• _Problem description_
Return all the entries exactly, keeping pictures out.

═════ Records for the task ═════

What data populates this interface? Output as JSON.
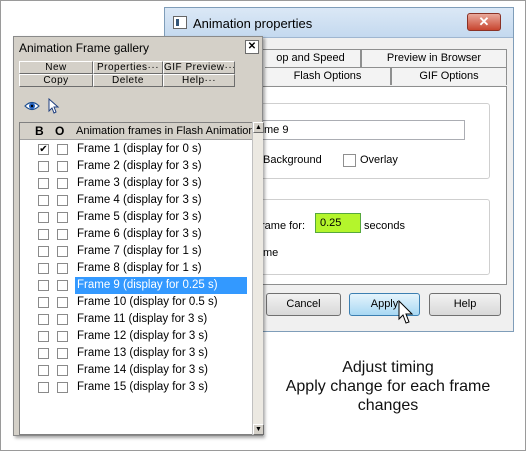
{
  "dialog": {
    "title": "Animation properties",
    "close_label": "✕",
    "tabs_top": [
      "op and Speed",
      "Preview in Browser"
    ],
    "tabs_bottom": [
      "Flash Options",
      "GIF Options"
    ],
    "name_value": "me 9",
    "background_label": "Background",
    "overlay_label": "Overlay",
    "display_frame_label": "rame for:",
    "timing_value": "0.25",
    "seconds_label": "seconds",
    "me_label": "me",
    "cancel_label": "Cancel",
    "apply_label": "Apply",
    "help_label": "Help"
  },
  "gallery": {
    "title": "Animation Frame gallery",
    "close_label": "✕",
    "buttons_row1": [
      "New",
      "Properties···",
      "GIF Preview···"
    ],
    "buttons_row2": [
      "Copy",
      "Delete",
      "Help···"
    ],
    "header": {
      "b": "B",
      "o": "O",
      "title": "Animation frames in Flash Animation"
    },
    "frames": [
      {
        "label": "Frame 1 (display for 0 s)",
        "checked": true,
        "selected": false
      },
      {
        "label": "Frame 2 (display for 3 s)",
        "checked": false,
        "selected": false
      },
      {
        "label": "Frame 3 (display for 3 s)",
        "checked": false,
        "selected": false
      },
      {
        "label": "Frame 4 (display for 3 s)",
        "checked": false,
        "selected": false
      },
      {
        "label": "Frame 5 (display for 3 s)",
        "checked": false,
        "selected": false
      },
      {
        "label": "Frame 6 (display for 3 s)",
        "checked": false,
        "selected": false
      },
      {
        "label": "Frame 7 (display for 1 s)",
        "checked": false,
        "selected": false
      },
      {
        "label": "Frame 8 (display for 1 s)",
        "checked": false,
        "selected": false
      },
      {
        "label": "Frame 9 (display for 0.25 s)",
        "checked": false,
        "selected": true
      },
      {
        "label": "Frame 10 (display for 0.5 s)",
        "checked": false,
        "selected": false
      },
      {
        "label": "Frame 11 (display for 3 s)",
        "checked": false,
        "selected": false
      },
      {
        "label": "Frame 12 (display for 3 s)",
        "checked": false,
        "selected": false
      },
      {
        "label": "Frame 13 (display for 3 s)",
        "checked": false,
        "selected": false
      },
      {
        "label": "Frame 14 (display for 3 s)",
        "checked": false,
        "selected": false
      },
      {
        "label": "Frame 15 (display for 3 s)",
        "checked": false,
        "selected": false
      }
    ],
    "check_glyph": "✔"
  },
  "caption": {
    "line1": "Adjust timing",
    "line2": "Apply change for each frame",
    "line3": "changes"
  },
  "colors": {
    "selection": "#3399ff",
    "timing_field": "#b4f52c",
    "close_button": "#c8452f"
  }
}
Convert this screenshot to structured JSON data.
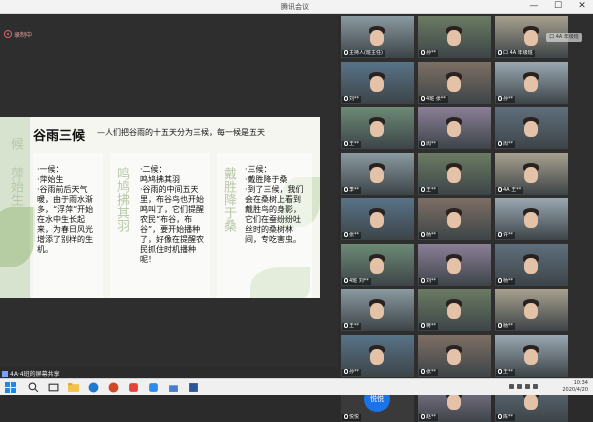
{
  "window": {
    "title": "腾讯会议",
    "minimize_glyph": "—",
    "maximize_glyph": "☐",
    "close_glyph": "✕"
  },
  "recording": {
    "label": "录制中"
  },
  "slide": {
    "title": "谷雨三候",
    "subtitle": "—人们把谷雨的十五天分为三候，每一候是五天",
    "vertical_left": "候",
    "vertical_col1": "萍始生",
    "vertical_col2": "鸣鸠拂其羽",
    "vertical_col3": "戴胜降于桑",
    "col1": {
      "heading": "·一候：",
      "name": "·萍始生",
      "body": "·谷雨前后天气暖，由于雨水渐多，“浮萍”开始在水中生长起来，为春日风光增添了别样的生机。"
    },
    "col2": {
      "heading": "·二候：",
      "name": "鸣鸠拂其羽",
      "body": "·谷雨的中间五天里，布谷鸟也开始鸣叫了，它们提醒农民“布谷，布谷”，要开始播种了，好像在提醒农民抓住时机播种呢！"
    },
    "col3": {
      "heading": "·三候：",
      "name": "·戴胜降于桑",
      "body": "·到了三候，我们会在桑树上看到戴胜鸟的身影，它们在蚕纷纷吐丝时的桑树林间，专吃害虫。"
    }
  },
  "share_bar": {
    "label": "4A·4班的屏幕共享"
  },
  "gallery": {
    "search_overlay": "口 4A 年级班",
    "avatar_text": "悦悦",
    "tiles": [
      {
        "name": "主持人(班主任)"
      },
      {
        "name": "孙**"
      },
      {
        "name": "口 4A 年级班"
      },
      {
        "name": "刘**"
      },
      {
        "name": "4班 张**"
      },
      {
        "name": "孙**"
      },
      {
        "name": "王**"
      },
      {
        "name": "周**"
      },
      {
        "name": "周**"
      },
      {
        "name": "李**"
      },
      {
        "name": "王**"
      },
      {
        "name": "4A 王**"
      },
      {
        "name": "张**"
      },
      {
        "name": "杨**"
      },
      {
        "name": "许**"
      },
      {
        "name": "4班 刘**"
      },
      {
        "name": "刘**"
      },
      {
        "name": "杨**"
      },
      {
        "name": "王**"
      },
      {
        "name": "蒋**"
      },
      {
        "name": "杨**"
      },
      {
        "name": "孙**"
      },
      {
        "name": "张**"
      },
      {
        "name": "王**"
      },
      {
        "name": "悦悦"
      },
      {
        "name": "赵**"
      },
      {
        "name": "陈**"
      }
    ]
  },
  "taskbar": {
    "time": "10:34",
    "date": "2020/4/20"
  }
}
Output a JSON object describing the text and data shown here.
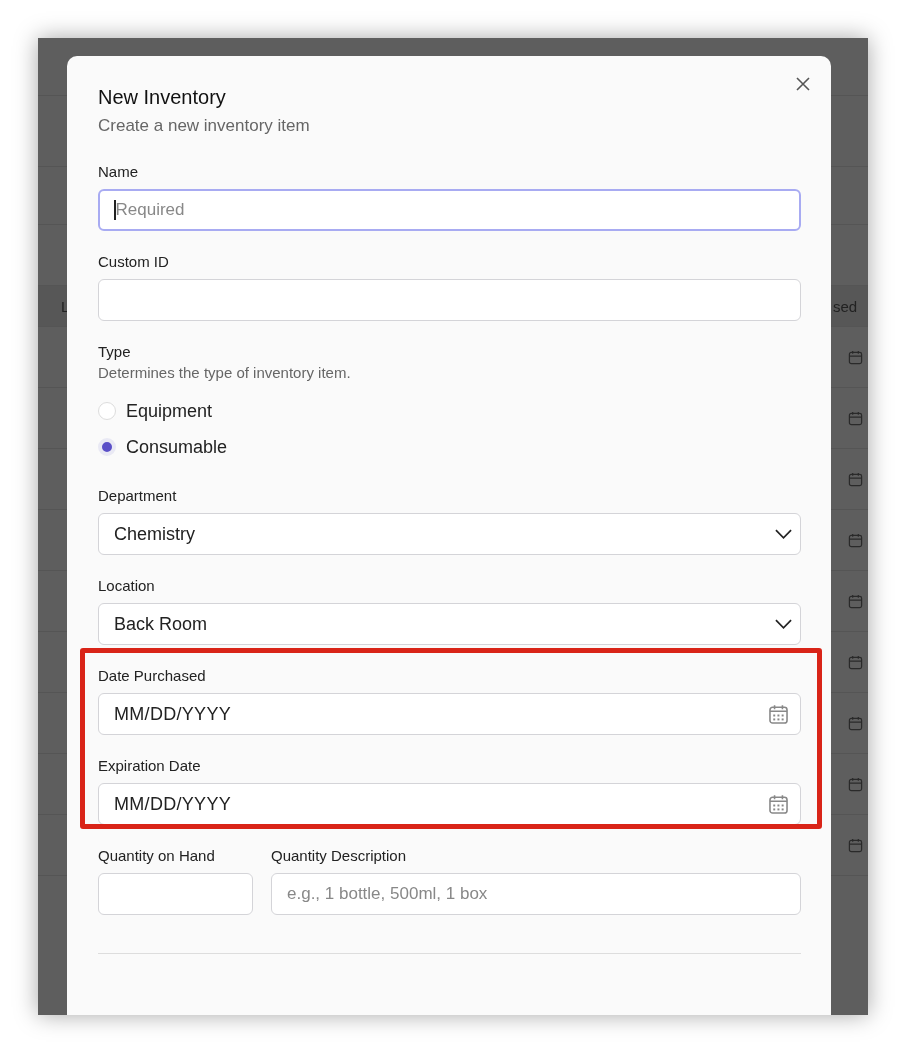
{
  "background_table": {
    "header": {
      "column_1": "L",
      "column_2": "sed"
    }
  },
  "dialog": {
    "title": "New Inventory",
    "subtitle": "Create a new inventory item",
    "fields": [
      {
        "kind": "text",
        "label": "Name",
        "placeholder": "Required",
        "focused": true
      },
      {
        "kind": "text",
        "label": "Custom ID",
        "focused": false
      },
      {
        "kind": "radio",
        "label": "Type",
        "description": "Determines the type of inventory item.",
        "options": [
          {
            "label": "Equipment",
            "selected": false
          },
          {
            "label": "Consumable",
            "selected": true
          }
        ]
      },
      {
        "kind": "select",
        "label": "Department",
        "value": "Chemistry"
      },
      {
        "kind": "select",
        "label": "Location",
        "value": "Back Room"
      }
    ],
    "date_fields": {
      "highlighted": true,
      "fields": [
        {
          "label": "Date Purchased",
          "value": "MM/DD/YYYY"
        },
        {
          "label": "Expiration Date",
          "value": "MM/DD/YYYY"
        }
      ]
    },
    "quantity": [
      {
        "label": "Quantity on Hand"
      },
      {
        "label": "Quantity Description",
        "placeholder": "e.g., 1 bottle, 500ml, 1 box"
      }
    ]
  }
}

═════

• _Complete answer_
What data populates this interface? Output as JSON.
{
  "dialog": {
    "title": "Animation properties",
    "close_label": "✕",
    "tabs_top": [
      "op and Speed",
      "Preview in Browser"
    ],
    "tabs_bottom": [
      "Flash Options",
      "GIF Options"
    ],
    "name_value": "me 9",
    "background_label": "Background",
    "overlay_label": "Overlay",
    "display_frame_label": "rame for:",
    "timing_value": "0.25",
    "seconds_label": "seconds",
    "me_label": "me",
    "cancel_label": "Cancel",
    "apply_label": "Apply",
    "help_label": "Help"
  },
  "gallery": {
    "title": "Animation Frame gallery",
    "close_label": "✕",
    "buttons_row1": [
      "New",
      "Properties···",
      "GIF Preview···"
    ],
    "buttons_row2": [
      "Copy",
      "Delete",
      "Help···"
    ],
    "header": {
      "b": "B",
      "o": "O",
      "title": "Animation frames in Flash Animation"
    },
    "frames": [
      {
        "label": "Frame 1 (display for 0 s)",
        "checked": true,
        "selected": false
      },
      {
        "label": "Frame 2 (display for 3 s)",
        "checked": false,
        "selected": false
      },
      {
        "label": "Frame 3 (display for 3 s)",
        "checked": false,
        "selected": false
      },
      {
        "label": "Frame 4 (display for 3 s)",
        "checked": false,
        "selected": false
      },
      {
        "label": "Frame 5 (display for 3 s)",
        "checked": false,
        "selected": false
      },
      {
        "label": "Frame 6 (display for 3 s)",
        "checked": false,
        "selected": false
      },
      {
        "label": "Frame 7 (display for 1 s)",
        "checked": false,
        "selected": false
      },
      {
        "label": "Frame 8 (display for 1 s)",
        "checked": false,
        "selected": false
      },
      {
        "label": "Frame 9 (display for 0.25 s)",
        "checked": false,
        "selected": true
      },
      {
        "label": "Frame 10 (display for 0.5 s)",
        "checked": false,
        "selected": false
      },
      {
        "label": "Frame 11 (display for 3 s)",
        "checked": false,
        "selected": false
      },
      {
        "label": "Frame 12 (display for 3 s)",
        "checked": false,
        "selected": false
      },
      {
        "label": "Frame 13 (display for 3 s)",
        "checked": false,
        "selected": false
      },
      {
        "label": "Frame 14 (display for 3 s)",
        "checked": false,
        "selected": false
      },
      {
        "label": "Frame 15 (display for 3 s)",
        "checked": false,
        "selected": false
      }
    ],
    "check_glyph": "✔"
  },
  "caption": {
    "line1": "Adjust timing",
    "line2": "Apply change for each frame",
    "line3": "changes"
  },
  "colors": {
    "selection": "#3399ff",
    "timing_field": "#b4f52c",
    "close_button": "#c8452f"
  }
}
Convert this screenshot to structured JSON data.
{
  "window": {
    "title": "腾讯会议",
    "minimize_glyph": "—",
    "maximize_glyph": "☐",
    "close_glyph": "✕"
  },
  "recording": {
    "label": "录制中"
  },
  "slide": {
    "title": "谷雨三候",
    "subtitle": "—人们把谷雨的十五天分为三候，每一候是五天",
    "vertical_left": "候",
    "vertical_col1": "萍始生",
    "vertical_col2": "鸣鸠拂其羽",
    "vertical_col3": "戴胜降于桑",
    "col1": {
      "heading": "·一候：",
      "name": "·萍始生",
      "body": "·谷雨前后天气暖，由于雨水渐多，“浮萍”开始在水中生长起来，为春日风光增添了别样的生机。"
    },
    "col2": {
      "heading": "·二候：",
      "name": "鸣鸠拂其羽",
      "body": "·谷雨的中间五天里，布谷鸟也开始鸣叫了，它们提醒农民“布谷，布谷”，要开始播种了，好像在提醒农民抓住时机播种呢！"
    },
    "col3": {
      "heading": "·三候：",
      "name": "·戴胜降于桑",
      "body": "·到了三候，我们会在桑树上看到戴胜鸟的身影，它们在蚕纷纷吐丝时的桑树林间，专吃害虫。"
    }
  },
  "share_bar": {
    "label": "4A·4班的屏幕共享"
  },
  "gallery": {
    "search_overlay": "口 4A 年级班",
    "avatar_text": "悦悦",
    "tiles": [
      {
        "name": "主持人(班主任)"
      },
      {
        "name": "孙**"
      },
      {
        "name": "口 4A 年级班"
      },
      {
        "name": "刘**"
      },
      {
        "name": "4班 张**"
      },
      {
        "name": "孙**"
      },
      {
        "name": "王**"
      },
      {
        "name": "周**"
      },
      {
        "name": "周**"
      },
      {
        "name": "李**"
      },
      {
        "name": "王**"
      },
      {
        "name": "4A 王**"
      },
      {
        "name": "张**"
      },
      {
        "name": "杨**"
      },
      {
        "name": "许**"
      },
      {
        "name": "4班 刘**"
      },
      {
        "name": "刘**"
      },
      {
        "name": "杨**"
      },
      {
        "name": "王**"
      },
      {
        "name": "蒋**"
      },
      {
        "name": "杨**"
      },
      {
        "name": "孙**"
      },
      {
        "name": "张**"
      },
      {
        "name": "王**"
      },
      {
        "name": "悦悦"
      },
      {
        "name": "赵**"
      },
      {
        "name": "陈**"
      }
    ]
  },
  "taskbar": {
    "time": "10:34",
    "date": "2020/4/20"
  }
}
Output a JSON object describing the text and data shown here.
{
  "background_table": {
    "header": {
      "column_1": "L",
      "column_2": "sed"
    }
  },
  "dialog": {
    "title": "New Inventory",
    "subtitle": "Create a new inventory item",
    "fields": [
      {
        "kind": "text",
        "label": "Name",
        "placeholder": "Required",
        "focused": true
      },
      {
        "kind": "text",
        "label": "Custom ID",
        "focused": false
      },
      {
        "kind": "radio",
        "label": "Type",
        "description": "Determines the type of inventory item.",
        "options": [
          {
            "label": "Equipment",
            "selected": false
          },
          {
            "label": "Consumable",
            "selected": true
          }
        ]
      },
      {
        "kind": "select",
        "label": "Department",
        "value": "Chemistry"
      },
      {
        "kind": "select",
        "label": "Location",
        "value": "Back Room"
      }
    ],
    "date_fields": {
      "highlighted": true,
      "fields": [
        {
          "label": "Date Purchased",
          "value": "MM/DD/YYYY"
        },
        {
          "label": "Expiration Date",
          "value": "MM/DD/YYYY"
        }
      ]
    },
    "quantity": [
      {
        "label": "Quantity on Hand"
      },
      {
        "label": "Quantity Description",
        "placeholder": "e.g., 1 bottle, 500ml, 1 box"
      }
    ]
  }
}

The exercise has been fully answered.